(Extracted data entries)
______
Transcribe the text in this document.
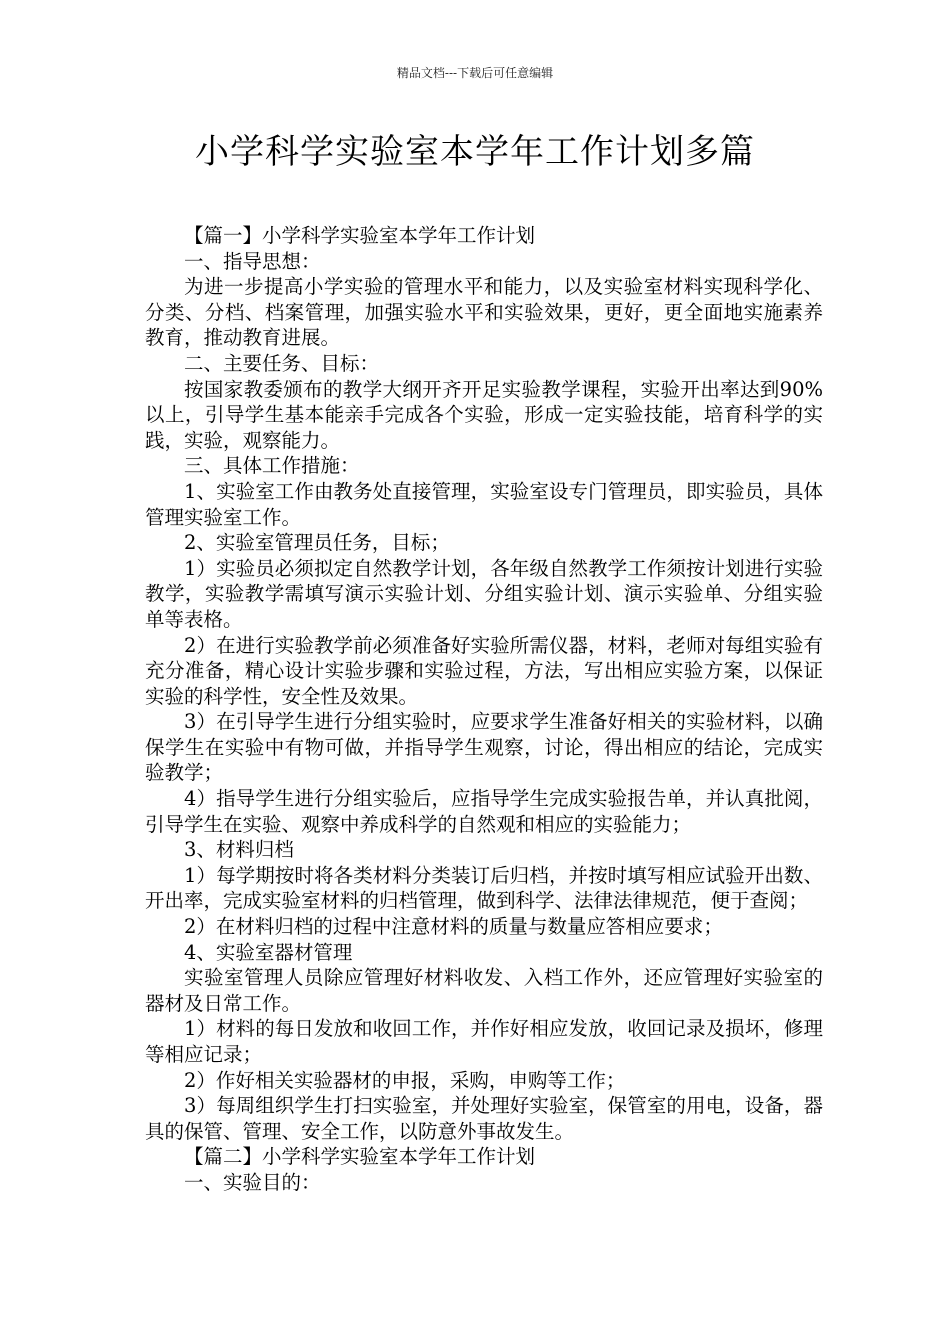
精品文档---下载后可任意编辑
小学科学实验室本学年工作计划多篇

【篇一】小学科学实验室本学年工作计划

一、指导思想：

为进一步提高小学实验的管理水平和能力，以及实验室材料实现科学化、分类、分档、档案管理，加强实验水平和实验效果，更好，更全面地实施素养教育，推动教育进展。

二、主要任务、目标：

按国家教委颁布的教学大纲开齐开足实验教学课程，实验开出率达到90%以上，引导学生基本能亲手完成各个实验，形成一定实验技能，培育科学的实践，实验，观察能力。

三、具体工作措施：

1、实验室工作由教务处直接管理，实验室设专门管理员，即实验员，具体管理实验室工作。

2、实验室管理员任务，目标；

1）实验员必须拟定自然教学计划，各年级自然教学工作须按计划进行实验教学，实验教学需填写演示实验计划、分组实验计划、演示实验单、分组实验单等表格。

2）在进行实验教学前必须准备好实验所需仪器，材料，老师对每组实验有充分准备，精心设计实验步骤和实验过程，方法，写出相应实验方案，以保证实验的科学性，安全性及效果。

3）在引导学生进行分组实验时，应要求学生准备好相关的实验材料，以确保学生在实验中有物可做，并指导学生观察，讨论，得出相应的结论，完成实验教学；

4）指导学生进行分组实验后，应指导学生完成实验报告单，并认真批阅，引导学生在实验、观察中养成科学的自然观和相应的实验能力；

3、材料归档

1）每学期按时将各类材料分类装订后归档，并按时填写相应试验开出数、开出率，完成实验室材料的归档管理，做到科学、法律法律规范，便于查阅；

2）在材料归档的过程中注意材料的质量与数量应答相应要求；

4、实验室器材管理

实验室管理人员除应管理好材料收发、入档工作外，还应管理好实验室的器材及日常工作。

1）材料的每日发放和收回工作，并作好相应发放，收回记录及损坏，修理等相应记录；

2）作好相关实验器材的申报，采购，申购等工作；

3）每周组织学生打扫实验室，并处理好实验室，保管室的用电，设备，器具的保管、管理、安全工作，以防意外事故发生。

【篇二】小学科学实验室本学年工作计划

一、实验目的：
______
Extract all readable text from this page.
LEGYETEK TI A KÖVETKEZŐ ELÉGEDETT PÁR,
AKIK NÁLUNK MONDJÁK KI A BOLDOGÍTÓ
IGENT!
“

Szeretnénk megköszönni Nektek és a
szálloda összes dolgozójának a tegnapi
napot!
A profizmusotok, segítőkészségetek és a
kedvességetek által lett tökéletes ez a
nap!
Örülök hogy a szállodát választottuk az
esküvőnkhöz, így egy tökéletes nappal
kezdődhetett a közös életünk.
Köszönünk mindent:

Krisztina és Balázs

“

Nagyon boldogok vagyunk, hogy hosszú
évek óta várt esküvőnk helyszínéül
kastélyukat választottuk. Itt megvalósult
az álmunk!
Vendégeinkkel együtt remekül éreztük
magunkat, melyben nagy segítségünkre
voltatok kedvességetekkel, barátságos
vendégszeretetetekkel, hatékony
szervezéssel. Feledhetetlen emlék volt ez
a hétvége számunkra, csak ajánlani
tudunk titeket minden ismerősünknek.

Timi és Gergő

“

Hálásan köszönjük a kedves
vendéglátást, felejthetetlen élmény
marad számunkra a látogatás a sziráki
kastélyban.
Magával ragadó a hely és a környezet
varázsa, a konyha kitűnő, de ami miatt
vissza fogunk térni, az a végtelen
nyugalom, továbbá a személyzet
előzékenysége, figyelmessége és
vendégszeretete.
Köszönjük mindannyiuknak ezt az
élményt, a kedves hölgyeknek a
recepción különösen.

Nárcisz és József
______
### STATED GOAL
Show all lines in the entries above where the string "tökéletes" appears.

### TASK SOLUTION
kedvességetek által lett tökéletes ez a
esküvőnkhöz, így egy tökéletes nappal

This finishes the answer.